**Your task**
Set the following entries down again exactly, line by line.

**** Dataset entries ****

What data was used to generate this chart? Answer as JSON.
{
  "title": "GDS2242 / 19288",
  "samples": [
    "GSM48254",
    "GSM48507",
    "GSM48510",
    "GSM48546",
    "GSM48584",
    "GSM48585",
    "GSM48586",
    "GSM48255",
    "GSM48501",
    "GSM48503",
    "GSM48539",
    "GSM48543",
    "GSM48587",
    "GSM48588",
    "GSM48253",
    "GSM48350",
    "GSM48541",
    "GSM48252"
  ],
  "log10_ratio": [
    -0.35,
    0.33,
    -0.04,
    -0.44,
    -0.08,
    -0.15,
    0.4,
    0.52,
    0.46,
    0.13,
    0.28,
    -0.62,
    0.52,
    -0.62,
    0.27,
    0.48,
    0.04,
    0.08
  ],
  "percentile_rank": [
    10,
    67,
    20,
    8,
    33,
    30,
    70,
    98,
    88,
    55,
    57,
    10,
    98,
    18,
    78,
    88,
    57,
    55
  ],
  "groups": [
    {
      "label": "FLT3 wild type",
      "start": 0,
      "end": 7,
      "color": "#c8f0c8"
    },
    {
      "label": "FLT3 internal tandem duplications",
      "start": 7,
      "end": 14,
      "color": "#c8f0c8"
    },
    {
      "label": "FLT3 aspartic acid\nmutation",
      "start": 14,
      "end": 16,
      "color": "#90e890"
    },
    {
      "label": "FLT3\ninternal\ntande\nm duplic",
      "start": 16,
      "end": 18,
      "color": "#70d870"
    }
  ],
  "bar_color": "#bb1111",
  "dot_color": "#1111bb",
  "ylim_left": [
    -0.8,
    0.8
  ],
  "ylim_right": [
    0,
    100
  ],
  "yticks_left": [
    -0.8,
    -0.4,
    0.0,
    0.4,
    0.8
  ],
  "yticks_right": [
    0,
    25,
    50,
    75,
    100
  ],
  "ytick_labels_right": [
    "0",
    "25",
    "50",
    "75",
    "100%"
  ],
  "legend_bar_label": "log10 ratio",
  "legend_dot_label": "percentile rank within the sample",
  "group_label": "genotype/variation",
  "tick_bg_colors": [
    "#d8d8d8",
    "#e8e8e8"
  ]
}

****

**Response for this exercise**
What data was used to generate this chart? Answer as JSON.
{
  "title": "GDS2242 / 19288",
  "samples": [
    "GSM48254",
    "GSM48507",
    "GSM48510",
    "GSM48546",
    "GSM48584",
    "GSM48585",
    "GSM48586",
    "GSM48255",
    "GSM48501",
    "GSM48503",
    "GSM48539",
    "GSM48543",
    "GSM48587",
    "GSM48588",
    "GSM48253",
    "GSM48350",
    "GSM48541",
    "GSM48252"
  ],
  "log10_ratio": [
    -0.35,
    0.33,
    -0.04,
    -0.44,
    -0.08,
    -0.15,
    0.4,
    0.52,
    0.46,
    0.13,
    0.28,
    -0.62,
    0.52,
    -0.62,
    0.27,
    0.48,
    0.04,
    0.08
  ],
  "percentile_rank": [
    10,
    67,
    20,
    8,
    33,
    30,
    70,
    98,
    88,
    55,
    57,
    10,
    98,
    18,
    78,
    88,
    57,
    55
  ],
  "groups": [
    {
      "label": "FLT3 wild type",
      "start": 0,
      "end": 7,
      "color": "#c8f0c8"
    },
    {
      "label": "FLT3 internal tandem duplications",
      "start": 7,
      "end": 14,
      "color": "#c8f0c8"
    },
    {
      "label": "FLT3 aspartic acid\nmutation",
      "start": 14,
      "end": 16,
      "color": "#90e890"
    },
    {
      "label": "FLT3\ninternal\ntande\nm duplic",
      "start": 16,
      "end": 18,
      "color": "#70d870"
    }
  ],
  "bar_color": "#bb1111",
  "dot_color": "#1111bb",
  "ylim_left": [
    -0.8,
    0.8
  ],
  "ylim_right": [
    0,
    100
  ],
  "yticks_left": [
    -0.8,
    -0.4,
    0.0,
    0.4,
    0.8
  ],
  "yticks_right": [
    0,
    25,
    50,
    75,
    100
  ],
  "ytick_labels_right": [
    "0",
    "25",
    "50",
    "75",
    "100%"
  ],
  "legend_bar_label": "log10 ratio",
  "legend_dot_label": "percentile rank within the sample",
  "group_label": "genotype/variation",
  "tick_bg_colors": [
    "#d8d8d8",
    "#e8e8e8"
  ]
}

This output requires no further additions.